Collection entries:
-=-=-=-=-
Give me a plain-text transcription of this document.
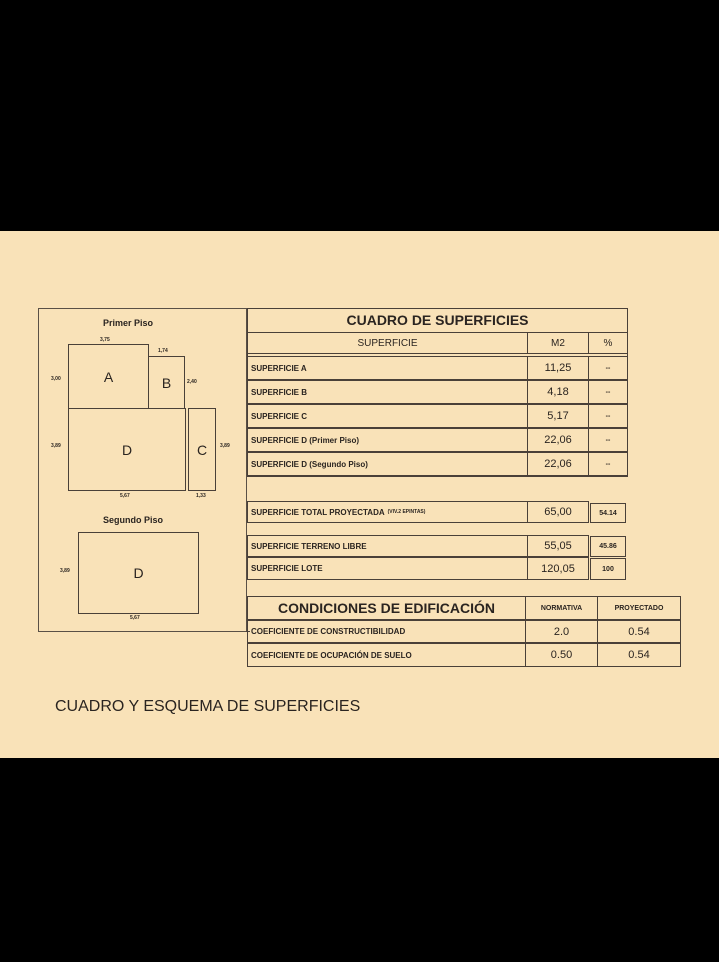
Primer Piso
3,75
1,74
3,00	2,40
A	B
D	C
3,89	3,89
5,67	1,33
Segundo Piso
D
3,89
5,67
CUADRO DE SUPERFICIES
SUPERFICIE	M2	%
SUPERFICIE A	11,25	--
SUPERFICIE B	4,18	--
SUPERFICIE C	5,17	--
SUPERFICIE D (Primer Piso)	22,06	--
SUPERFICIE D (Segundo Piso)	22,06	--
SUPERFICIE TOTAL PROYECTADA (VIV.2 EPINTAS)	65,00	54.14
SUPERFICIE TERRENO LIBRE	55,05	45.86
SUPERFICIE LOTE	120,05	100
CONDICIONES DE EDIFICACIÓN	NORMATIVA	PROYECTADO
COEFICIENTE DE CONSTRUCTIBILIDAD	2.0	0.54
COEFICIENTE DE OCUPACIÓN DE SUELO	0.50	0.54
CUADRO Y ESQUEMA DE SUPERFICIES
-=-=-=-=-
The task
From the material above, copy everything exactly but the pictures.

Output for this task
Give me a plain-text transcription of this document.
Primer Piso
3,75
1,74
3,00	2,40
A	B
D	C
3,89	3,89
5,67	1,33
Segundo Piso
D
3,89
5,67
CUADRO DE SUPERFICIES
SUPERFICIE	M2	%
SUPERFICIE A	11,25	--
SUPERFICIE B	4,18	--
SUPERFICIE C	5,17	--
SUPERFICIE D (Primer Piso)	22,06	--
SUPERFICIE D (Segundo Piso)	22,06	--
SUPERFICIE TOTAL PROYECTADA (VIV.2 EPINTAS)	65,00	54.14
SUPERFICIE TERRENO LIBRE	55,05	45.86
SUPERFICIE LOTE	120,05	100
CONDICIONES DE EDIFICACIÓN	NORMATIVA	PROYECTADO
COEFICIENTE DE CONSTRUCTIBILIDAD	2.0	0.54
COEFICIENTE DE OCUPACIÓN DE SUELO	0.50	0.54
CUADRO Y ESQUEMA DE SUPERFICIES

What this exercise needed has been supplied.